Dataset excerpts start

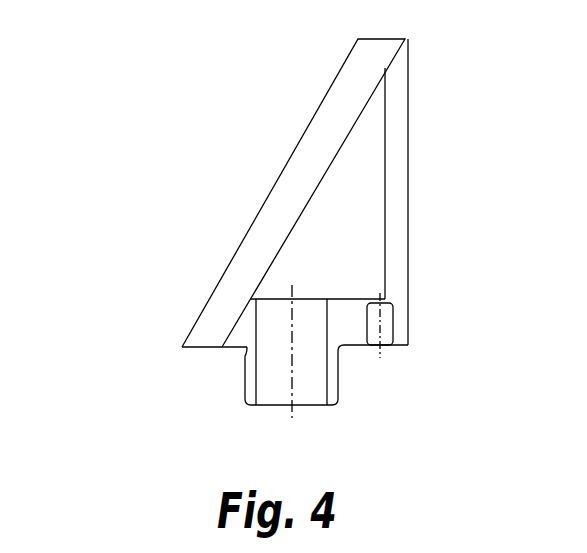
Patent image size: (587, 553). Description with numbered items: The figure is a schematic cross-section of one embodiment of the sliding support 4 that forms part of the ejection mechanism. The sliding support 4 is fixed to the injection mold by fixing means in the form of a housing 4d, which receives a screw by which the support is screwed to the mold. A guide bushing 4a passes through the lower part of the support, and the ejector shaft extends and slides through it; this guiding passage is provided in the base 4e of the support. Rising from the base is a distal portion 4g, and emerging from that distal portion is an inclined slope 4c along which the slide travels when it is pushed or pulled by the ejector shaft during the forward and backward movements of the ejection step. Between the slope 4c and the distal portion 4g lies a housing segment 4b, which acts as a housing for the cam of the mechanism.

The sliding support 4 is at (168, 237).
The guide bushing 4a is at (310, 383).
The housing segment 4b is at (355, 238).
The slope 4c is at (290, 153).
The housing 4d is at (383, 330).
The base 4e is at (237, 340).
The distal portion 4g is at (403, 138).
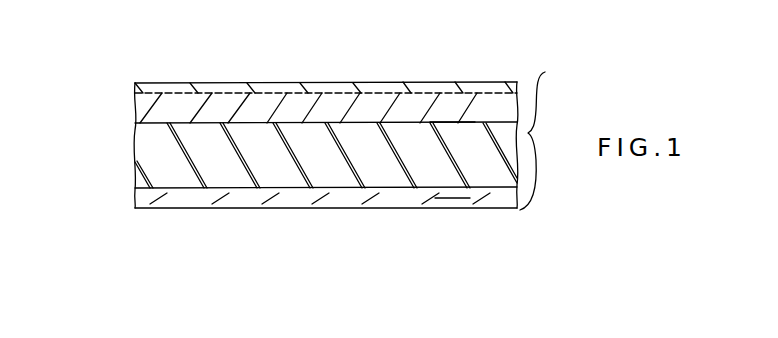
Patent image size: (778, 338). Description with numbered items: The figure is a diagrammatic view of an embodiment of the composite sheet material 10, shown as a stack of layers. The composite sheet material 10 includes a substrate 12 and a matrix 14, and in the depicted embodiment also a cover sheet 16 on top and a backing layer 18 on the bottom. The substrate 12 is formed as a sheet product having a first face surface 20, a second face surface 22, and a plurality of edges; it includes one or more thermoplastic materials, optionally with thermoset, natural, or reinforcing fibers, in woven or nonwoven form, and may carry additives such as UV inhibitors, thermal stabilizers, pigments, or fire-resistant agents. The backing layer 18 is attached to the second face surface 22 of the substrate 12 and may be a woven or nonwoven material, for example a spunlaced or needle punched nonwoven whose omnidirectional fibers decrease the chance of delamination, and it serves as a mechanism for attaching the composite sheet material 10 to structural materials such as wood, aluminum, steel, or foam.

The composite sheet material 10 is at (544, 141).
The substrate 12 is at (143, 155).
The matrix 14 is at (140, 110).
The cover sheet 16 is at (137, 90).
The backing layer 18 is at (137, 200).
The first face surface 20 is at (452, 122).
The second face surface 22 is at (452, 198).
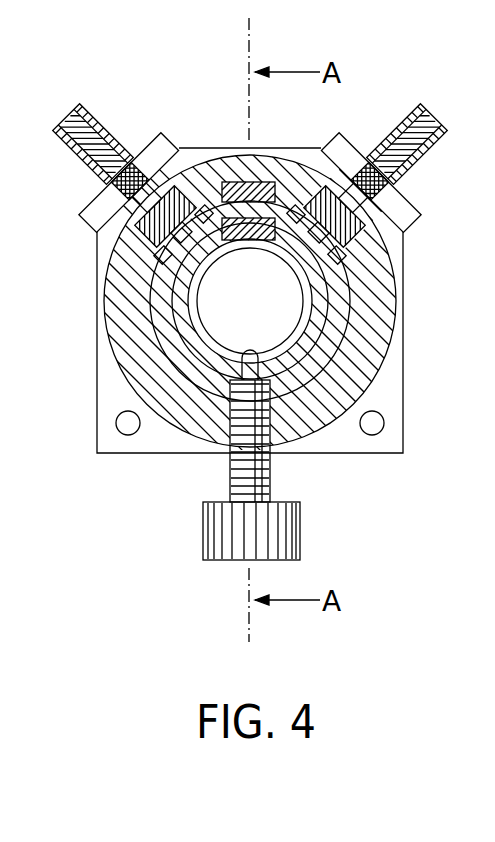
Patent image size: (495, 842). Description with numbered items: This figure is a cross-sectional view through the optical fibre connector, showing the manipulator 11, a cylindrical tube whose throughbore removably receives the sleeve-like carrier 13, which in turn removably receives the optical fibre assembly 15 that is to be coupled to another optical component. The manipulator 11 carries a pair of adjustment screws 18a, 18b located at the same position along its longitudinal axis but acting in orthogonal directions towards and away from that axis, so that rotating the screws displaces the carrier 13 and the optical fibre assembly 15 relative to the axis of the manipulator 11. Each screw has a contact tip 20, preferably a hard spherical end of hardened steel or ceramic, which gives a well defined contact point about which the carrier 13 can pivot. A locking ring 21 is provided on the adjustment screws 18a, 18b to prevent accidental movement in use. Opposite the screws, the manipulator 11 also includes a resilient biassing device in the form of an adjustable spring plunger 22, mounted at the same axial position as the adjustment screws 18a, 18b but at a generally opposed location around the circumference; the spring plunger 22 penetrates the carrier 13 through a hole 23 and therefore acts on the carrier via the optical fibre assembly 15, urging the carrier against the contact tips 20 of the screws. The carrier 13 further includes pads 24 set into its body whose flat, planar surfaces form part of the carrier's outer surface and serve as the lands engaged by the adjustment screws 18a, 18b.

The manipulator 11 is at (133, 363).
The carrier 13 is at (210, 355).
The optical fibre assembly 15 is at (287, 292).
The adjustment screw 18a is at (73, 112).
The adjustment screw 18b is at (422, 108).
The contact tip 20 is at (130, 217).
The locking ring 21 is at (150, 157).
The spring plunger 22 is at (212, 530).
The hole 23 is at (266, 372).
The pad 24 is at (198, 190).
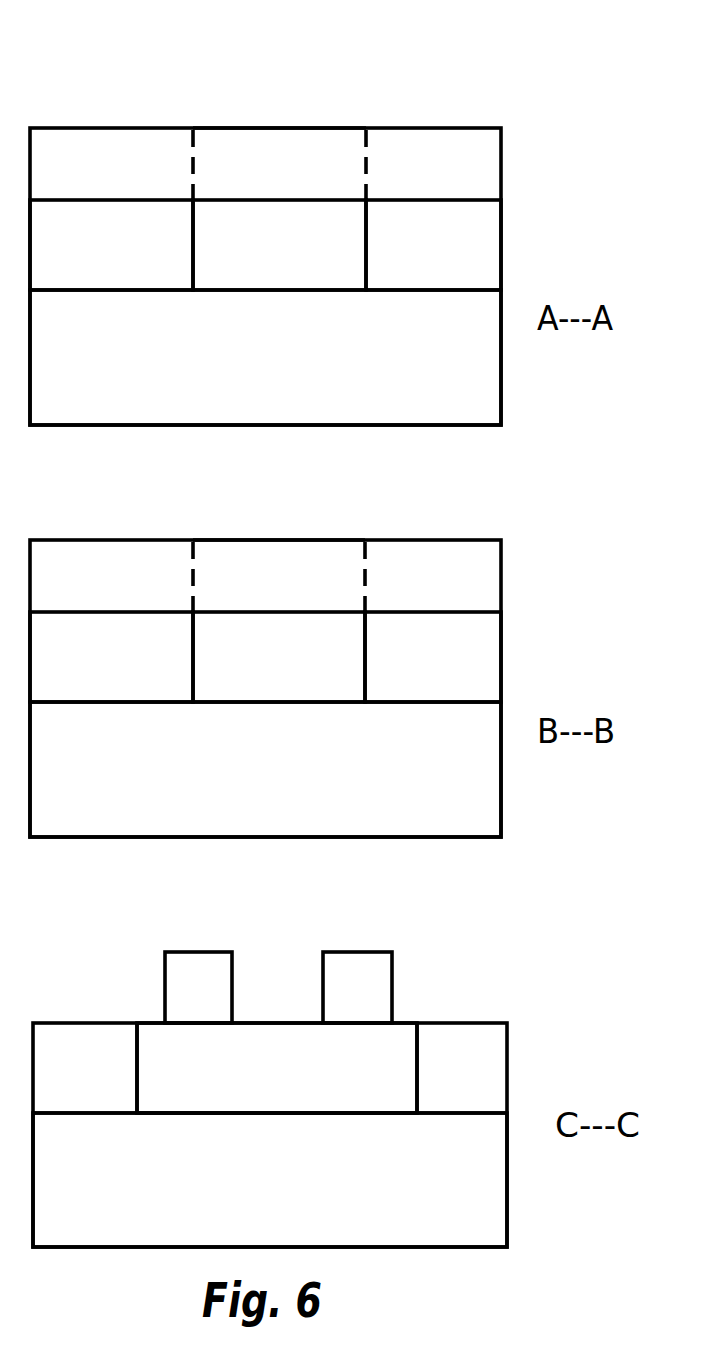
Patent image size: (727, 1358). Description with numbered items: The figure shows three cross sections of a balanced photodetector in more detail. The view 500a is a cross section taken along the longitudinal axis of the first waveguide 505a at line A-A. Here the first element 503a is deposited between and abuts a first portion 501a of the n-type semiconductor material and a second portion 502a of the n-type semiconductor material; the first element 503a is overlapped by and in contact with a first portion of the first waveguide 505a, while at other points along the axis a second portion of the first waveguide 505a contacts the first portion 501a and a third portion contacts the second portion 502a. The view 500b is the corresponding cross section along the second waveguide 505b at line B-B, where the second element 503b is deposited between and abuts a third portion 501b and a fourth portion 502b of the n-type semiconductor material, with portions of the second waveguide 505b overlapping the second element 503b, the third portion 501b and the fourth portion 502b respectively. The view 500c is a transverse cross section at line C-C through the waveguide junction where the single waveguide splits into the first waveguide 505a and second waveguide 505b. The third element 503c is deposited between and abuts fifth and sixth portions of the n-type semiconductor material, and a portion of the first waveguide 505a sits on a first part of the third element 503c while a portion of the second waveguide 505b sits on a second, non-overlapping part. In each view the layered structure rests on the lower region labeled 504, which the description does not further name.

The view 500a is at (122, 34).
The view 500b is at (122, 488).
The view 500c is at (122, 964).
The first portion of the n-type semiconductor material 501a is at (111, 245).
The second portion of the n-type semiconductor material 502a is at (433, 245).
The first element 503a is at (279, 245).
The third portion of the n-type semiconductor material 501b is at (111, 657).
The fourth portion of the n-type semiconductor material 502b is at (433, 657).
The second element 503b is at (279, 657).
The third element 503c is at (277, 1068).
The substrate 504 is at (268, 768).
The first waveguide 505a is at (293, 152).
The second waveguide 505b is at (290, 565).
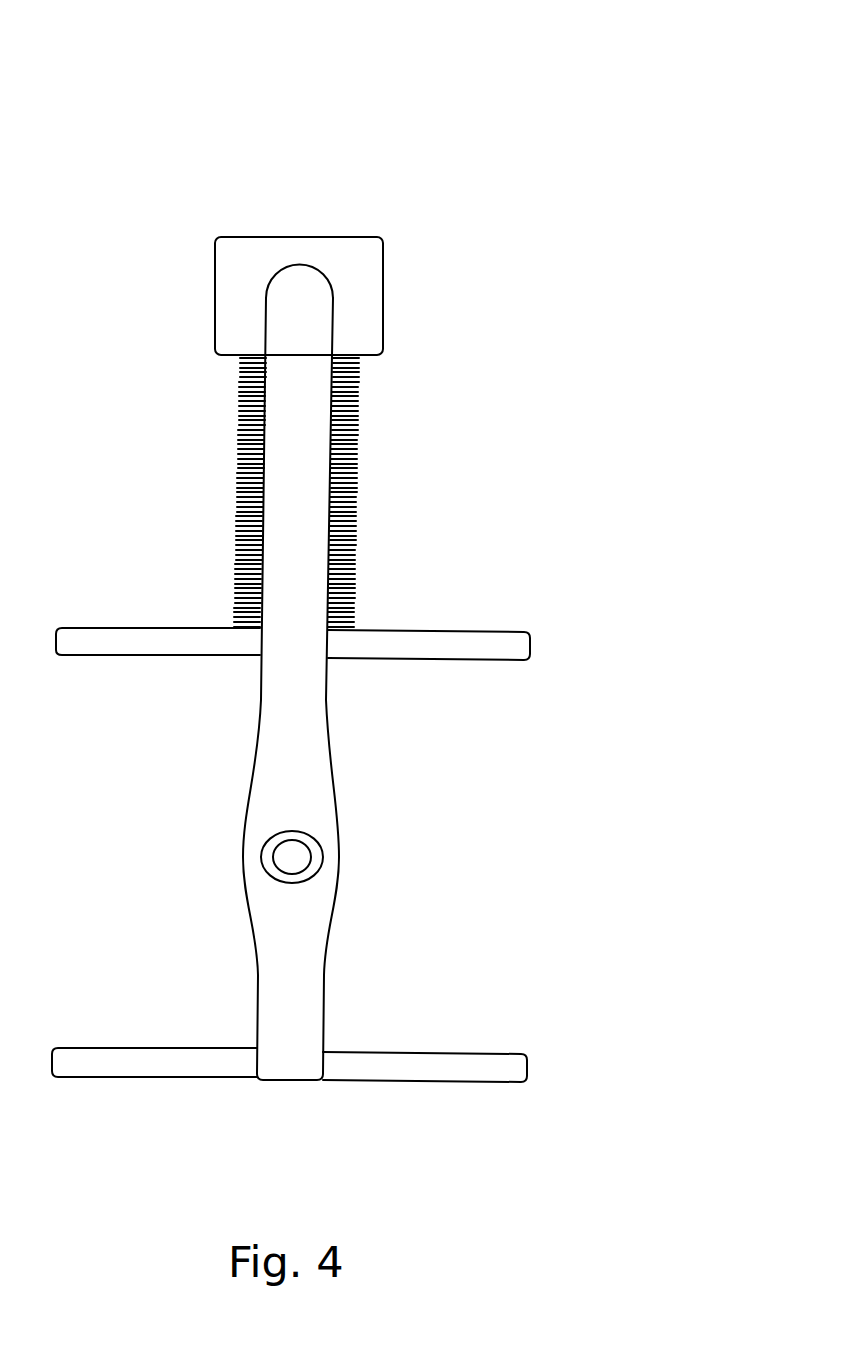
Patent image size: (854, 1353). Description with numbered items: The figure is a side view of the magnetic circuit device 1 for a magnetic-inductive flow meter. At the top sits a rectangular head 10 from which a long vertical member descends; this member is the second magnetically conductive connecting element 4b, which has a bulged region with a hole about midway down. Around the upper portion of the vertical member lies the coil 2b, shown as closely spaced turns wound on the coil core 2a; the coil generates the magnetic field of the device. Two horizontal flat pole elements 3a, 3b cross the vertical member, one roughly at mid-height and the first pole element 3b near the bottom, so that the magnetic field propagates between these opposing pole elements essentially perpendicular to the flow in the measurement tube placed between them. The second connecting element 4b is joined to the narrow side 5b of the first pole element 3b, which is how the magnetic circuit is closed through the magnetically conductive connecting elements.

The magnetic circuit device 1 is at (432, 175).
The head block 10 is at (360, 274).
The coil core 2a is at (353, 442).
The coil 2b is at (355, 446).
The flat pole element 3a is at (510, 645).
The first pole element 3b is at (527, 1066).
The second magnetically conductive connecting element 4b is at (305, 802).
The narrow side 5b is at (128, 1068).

Dataset excerpts end

## Work to be completed
Present the material above as a Markdown table with the columns Number and Line, giving each non-blank line its own numbered row. Leave the pictures out of the table.

## The answer
| Number | Line |
|---|---|
| 1 | Patent image size: (587, 553). Description with numbered items: The figure is a schematic cross-section of one embodiment of the sliding support 4 that forms part of the ejection mechanism. The sliding support 4 is fixed to the injection mold by fixing means in the form of a housing 4d, which receives a screw by which the support is screwed to the mold. A guide bushing 4a passes through the lower part of the support, and the ejector shaft extends and slides through it; this guiding passage is provided in the base 4e of the support. Rising from the base is a distal portion 4g, and emerging from that distal portion is an inclined slope 4c along which the slide travels when it is pushed or pulled by the ejector shaft during the forward and backward movements of the ejection step. Between the slope 4c and the distal portion 4g lies a housing segment 4b, which acts as a housing for the cam of the mechanism. |
| 2 | The sliding support 4 is at (168, 237). |
| 3 | The guide bushing 4a is at (310, 383). |
| 4 | The housing segment 4b is at (355, 238). |
| 5 | The slope 4c is at (290, 153). |
| 6 | The housing 4d is at (383, 330). |
| 7 | The base 4e is at (237, 340). |
| 8 | The distal portion 4g is at (403, 138). |
| 9 | Patent image size: (778, 338). Description with numbered items: The figure is a diagrammatic view of an embodiment of the composite sheet material 10, shown as a stack of layers. The composite sheet material 10 includes a substrate 12 and a matrix 14, and in the depicted embodiment also a cover sheet 16 on top and a backing layer 18 on the bottom. The substrate 12 is formed as a sheet product having a first face surface 20, a second face surface 22, and a plurality of edges; it includes one or more thermoplastic materials, optionally with thermoset, natural, or reinforcing fibers, in woven or nonwoven form, and may carry additives such as UV inhibitors, thermal stabilizers, pigments, or fire-resistant agents. The backing layer 18 is attached to the second face surface 22 of the substrate 12 and may be a woven or nonwoven material, for example a spunlaced or needle punched nonwoven whose omnidirectional fibers decrease the chance of delamination, and it serves as a mechanism for attaching the composite sheet material 10 to structural materials such as wood, aluminum, steel, or foam. |
| 10 | The composite sheet material 10 is at (544, 141). |
| 11 | The substrate 12 is at (143, 155). |
| 12 | The matrix 14 is at (140, 110). |
| 13 | The cover sheet 16 is at (137, 90). |
| 14 | The backing layer 18 is at (137, 200). |
| 15 | The first face surface 20 is at (452, 122). |
| 16 | The second face surface 22 is at (452, 198). |
| 17 | Patent image size: (495, 842). Description with numbered items: This figure is a cross-sectional view through the optical fibre connector, showing the manipulator 11, a cylindrical tube whose throughbore removably receives the sleeve-like carrier 13, which in turn removably receives the optical fibre assembly 15 that is to be coupled to another optical component. The manipulator 11 carries a pair of adjustment screws 18a, 18b located at the same position along its longitudinal axis but acting in orthogonal directions towards and away from that axis, so that rotating the screws displaces the carrier 13 and the optical fibre assembly 15 relative to the axis of the manipulator 11. Each screw has a contact tip 20, preferably a hard spherical end of hardened steel or ceramic, which gives a well defined contact point about which the carrier 13 can pivot. A locking ring 21 is provided on the adjustment screws 18a, 18b to prevent accidental movement in use. Opposite the screws, the manipulator 11 also includes a resilient biassing device in the form of an adjustable spring plunger 22, mounted at the same axial position as the adjustment screws 18a, 18b but at a generally opposed location around the circumference; the spring plunger 22 penetrates the carrier 13 through a hole 23 and therefore acts on the carrier via the optical fibre assembly 15, urging the carrier against the contact tips 20 of the screws. The carrier 13 further includes pads 24 set into its body whose flat, planar surfaces form part of the carrier's outer surface and serve as the lands engaged by the adjustment screws 18a, 18b. |
| 18 | The manipulator 11 is at (133, 363). |
| 19 | The carrier 13 is at (210, 355). |
| 20 | The optical fibre assembly 15 is at (287, 292). |
| 21 | The adjustment screw 18a is at (73, 112). |
| 22 | The adjustment screw 18b is at (422, 108). |
| 23 | The contact tip 20 is at (130, 217). |
| 24 | The locking ring 21 is at (150, 157). |
| 25 | The spring plunger 22 is at (212, 530). |
| 26 | The hole 23 is at (266, 372). |
| 27 | The pad 24 is at (198, 190). |
| 28 | Patent image size: (727, 1358). Description with numbered items: The figure shows three cross sections of a balanced photodetector in more detail. The view 500a is a cross section taken along the longitudinal axis of the first waveguide 505a at line A-A. Here the first element 503a is deposited between and abuts a first portion 501a of the n-type semiconductor material and a second portion 502a of the n-type semiconductor material; the first element 503a is overlapped by and in contact with a first portion of the first waveguide 505a, while at other points along the axis a second portion of the first waveguide 505a contacts the first portion 501a and a third portion contacts the second portion 502a. The view 500b is the corresponding cross section along the second waveguide 505b at line B-B, where the second element 503b is deposited between and abuts a third portion 501b and a fourth portion 502b of the n-type semiconductor material, with portions of the second waveguide 505b overlapping the second element 503b, the third portion 501b and the fourth portion 502b respectively. The view 500c is a transverse cross section at line C-C through the waveguide junction where the single waveguide splits into the first waveguide 505a and second waveguide 505b. The third element 503c is deposited between and abuts fifth and sixth portions of the n-type semiconductor material, and a portion of the first waveguide 505a sits on a first part of the third element 503c while a portion of the second waveguide 505b sits on a second, non-overlapping part. In each view the layered structure rests on the lower region labeled 504, which the description does not further name. |
| 29 | The view 500a is at (122, 34). |
| 30 | The view 500b is at (122, 488). |
| 31 | The view 500c is at (122, 964). |
| 32 | The first portion of the n-type semiconductor material 501a is at (111, 245). |
| 33 | The second portion of the n-type semiconductor material 502a is at (433, 245). |
| 34 | The first element 503a is at (279, 245). |
| 35 | The third portion of the n-type semiconductor material 501b is at (111, 657). |
| 36 | The fourth portion of the n-type semiconductor material 502b is at (433, 657). |
| 37 | The second element 503b is at (279, 657). |
| 38 | The third element 503c is at (277, 1068). |
| 39 | The substrate 504 is at (268, 768). |
| 40 | The first waveguide 505a is at (293, 152). |
| 41 | The second waveguide 505b is at (290, 565). |
| 42 | Patent image size: (854, 1353). Description with numbered items: The figure is a side view of the magnetic circuit device 1 for a magnetic-inductive flow meter. At the top sits a rectangular head 10 from which a long vertical member descends; this member is the second magnetically conductive connecting element 4b, which has a bulged region with a hole about midway down. Around the upper portion of the vertical member lies the coil 2b, shown as closely spaced turns wound on the coil core 2a; the coil generates the magnetic field of the device. Two horizontal flat pole elements 3a, 3b cross the vertical member, one roughly at mid-height and the first pole element 3b near the bottom, so that the magnetic field propagates between these opposing pole elements essentially perpendicular to the flow in the measurement tube placed between them. The second connecting element 4b is joined to the narrow side 5b of the first pole element 3b, which is how the magnetic circuit is closed through the magnetically conductive connecting elements. |
| 43 | The magnetic circuit device 1 is at (432, 175). |
| 44 | The head block 10 is at (360, 274). |
| 45 | The coil core 2a is at (353, 442). |
| 46 | The coil 2b is at (355, 446). |
| 47 | The flat pole element 3a is at (510, 645). |
| 48 | The first pole element 3b is at (527, 1066). |
| 49 | The second magnetically conductive connecting element 4b is at (305, 802). |
| 50 | The narrow side 5b is at (128, 1068). |